Data records
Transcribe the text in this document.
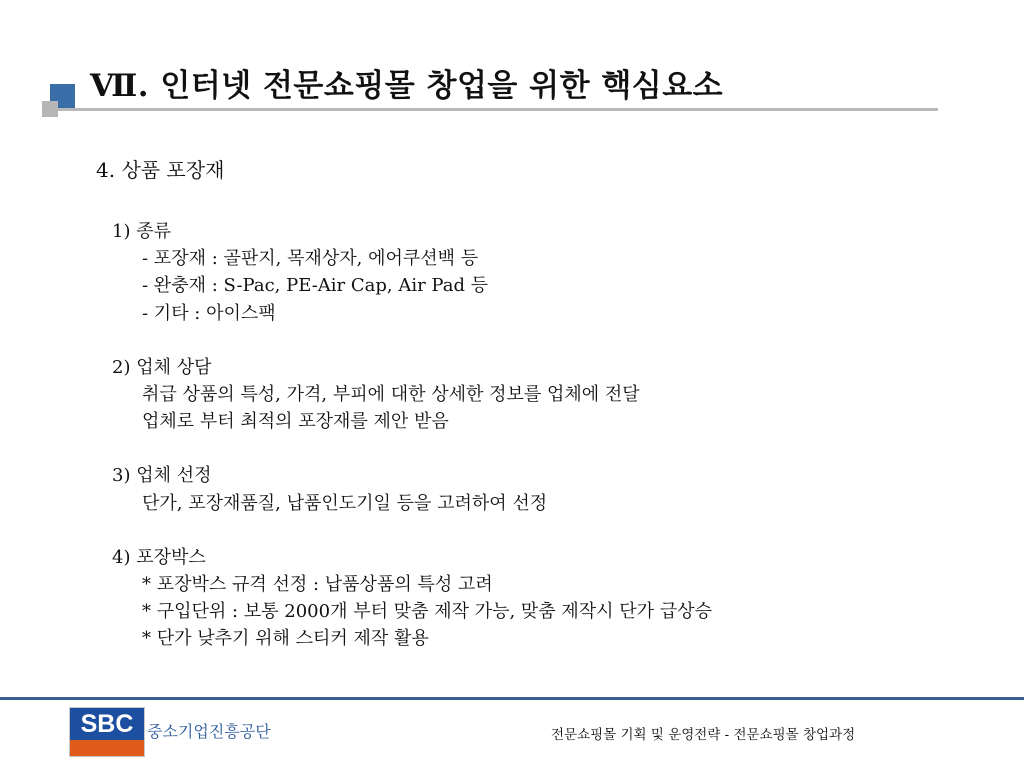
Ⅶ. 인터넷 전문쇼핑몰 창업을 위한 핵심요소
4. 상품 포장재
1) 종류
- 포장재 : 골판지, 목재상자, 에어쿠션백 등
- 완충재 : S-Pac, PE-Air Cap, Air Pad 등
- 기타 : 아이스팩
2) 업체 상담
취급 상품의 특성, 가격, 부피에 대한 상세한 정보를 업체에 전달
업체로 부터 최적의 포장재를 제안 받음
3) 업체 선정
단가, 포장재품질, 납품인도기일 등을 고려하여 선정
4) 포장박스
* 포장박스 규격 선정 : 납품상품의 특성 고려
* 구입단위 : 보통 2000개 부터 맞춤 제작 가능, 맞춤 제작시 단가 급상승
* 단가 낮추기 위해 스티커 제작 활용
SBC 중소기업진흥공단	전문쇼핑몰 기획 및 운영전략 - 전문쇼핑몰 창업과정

# Work required:
Set down all the data again exactly as above, pictures excluded.

# Exercise output:
Transcribe the text in this document.
Ⅶ. 인터넷 전문쇼핑몰 창업을 위한 핵심요소
4. 상품 포장재
1) 종류
- 포장재 : 골판지, 목재상자, 에어쿠션백 등
- 완충재 : S-Pac, PE-Air Cap, Air Pad 등
- 기타 : 아이스팩
2) 업체 상담
취급 상품의 특성, 가격, 부피에 대한 상세한 정보를 업체에 전달
업체로 부터 최적의 포장재를 제안 받음
3) 업체 선정
단가, 포장재품질, 납품인도기일 등을 고려하여 선정
4) 포장박스
* 포장박스 규격 선정 : 납품상품의 특성 고려
* 구입단위 : 보통 2000개 부터 맞춤 제작 가능, 맞춤 제작시 단가 급상승
* 단가 낮추기 위해 스티커 제작 활용
SBC 중소기업진흥공단	전문쇼핑몰 기획 및 운영전략 - 전문쇼핑몰 창업과정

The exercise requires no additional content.